(Dataset items)
++++++++++
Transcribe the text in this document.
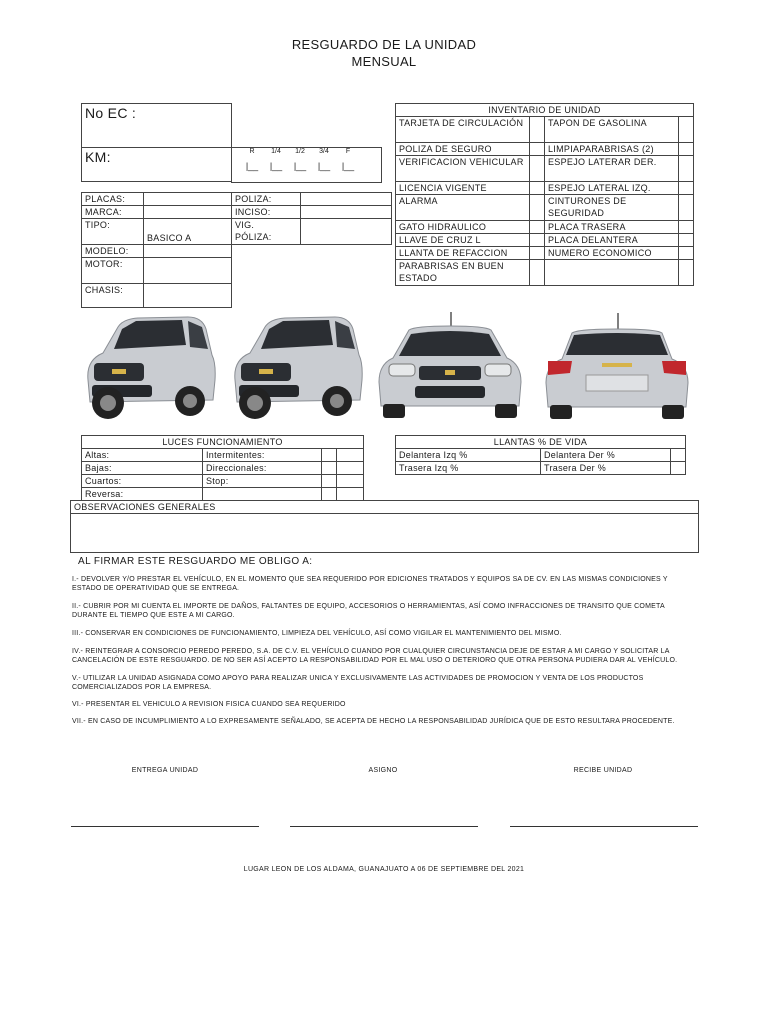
RESGUARDO DE LA UNIDAD
MENSUAL
No EC :
KM:	R	1/4	1/2	3/4	F
|__	|__	|__	|__	|__
PLACAS:		POLIZA:	
MARCA:		INCISO:	
TIPO:	BASICO A	VIG.
PÓLIZA:	
MODELO:			
MOTOR:			
CHASIS:			
INVENTARIO DE UNIDAD			
TARJETA DE CIRCULACIÓN		TAPON DE GASOLINA	
POLIZA DE SEGURO		LIMPIAPARABRISAS (2)	
VERIFICACION VEHICULAR		ESPEJO LATERAR DER.	
LICENCIA VIGENTE		ESPEJO LATERAL IZQ.	
ALARMA		CINTURONES DE SEGURIDAD	
GATO HIDRAULICO		PLACA TRASERA	
LLAVE DE CRUZ L		PLACA DELANTERA	
LLANTA DE REFACCION		NUMERO ECONOMICO	
PARABRISAS EN BUEN ESTADO			
LUCES FUNCIONAMIENTO			
Altas:	Intermitentes:		
Bajas:	Direccionales:		
Cuartos:	Stop:		
Reversa:			
LLANTAS % DE VIDA		
Delantera Izq %	Delantera Der %	
Trasera Izq %	Trasera Der %	
OBSERVACIONES GENERALES
AL FIRMAR ESTE RESGUARDO ME OBLIGO A:
I.- DEVOLVER Y/O PRESTAR EL VEHÍCULO, EN EL MOMENTO QUE SEA REQUERIDO POR EDICIONES TRATADOS Y EQUIPOS SA DE CV. EN LAS MISMAS CONDICIONES Y ESTADO DE OPERATIVIDAD QUE SE ENTREGA.
II.- CUBRIR POR MI CUENTA EL IMPORTE DE DAÑOS, FALTANTES DE EQUIPO, ACCESORIOS O HERRAMIENTAS, ASÍ COMO INFRACCIONES DE TRANSITO QUE COMETA DURANTE EL TIEMPO QUE ESTE A MI CARGO.
III.- CONSERVAR EN CONDICIONES DE FUNCIONAMIENTO, LIMPIEZA DEL VEHÍCULO, ASÍ COMO VIGILAR EL MANTENIMIENTO DEL MISMO.
IV.- REINTEGRAR A CONSORCIO PEREDO PEREDO, S.A. DE C.V. EL VEHÍCULO CUANDO POR CUALQUIER CIRCUNSTANCIA DEJE DE ESTAR A MI CARGO Y SOLICITAR LA CANCELACIÓN DE ESTE RESGUARDO. DE NO SER ASÍ ACEPTO LA RESPONSABILIDAD POR EL MAL USO O DETERIORO QUE OTRA PERSONA PUDIERA DAR AL VEHÍCULO.
V.- UTILIZAR LA UNIDAD ASIGNADA COMO APOYO PARA REALIZAR UNICA Y EXCLUSIVAMENTE LAS ACTIVIDADES DE PROMOCION Y VENTA DE LOS PRODUCTOS COMERCIALIZADOS POR LA EMPRESA.
VI.- PRESENTAR EL VEHICULO A REVISION FISICA CUANDO SEA REQUERIDO
VII.- EN CASO DE INCUMPLIMIENTO A LO EXPRESAMENTE SEÑALADO, SE ACEPTA DE HECHO LA RESPONSABILIDAD JURÍDICA QUE DE ESTO RESULTARA PROCEDENTE.
ENTREGA UNIDAD	ASIGNO	RECIBE UNIDAD
LUGAR LEON DE LOS ALDAMA, GUANAJUATO A 06 DE SEPTIEMBRE DEL 2021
++++++++++
» **Required work**
Copy out every line that includes the word "CARGO".

» **Written reply**
II.- CUBRIR POR MI CUENTA EL IMPORTE DE DAÑOS, FALTANTES DE EQUIPO, ACCESORIOS O HERRAMIENTAS, ASÍ COMO INFRACCIONES DE TRANSITO QUE COMETA DURANTE EL TIEMPO QUE ESTE A MI CARGO.
IV.- REINTEGRAR A CONSORCIO PEREDO PEREDO, S.A. DE C.V. EL VEHÍCULO CUANDO POR CUALQUIER CIRCUNSTANCIA DEJE DE ESTAR A MI CARGO Y SOLICITAR LA CANCELACIÓN DE ESTE RESGUARDO. DE NO SER ASÍ ACEPTO LA RESPONSABILIDAD POR EL MAL USO O DETERIORO QUE OTRA PERSONA PUDIERA DAR AL VEHÍCULO.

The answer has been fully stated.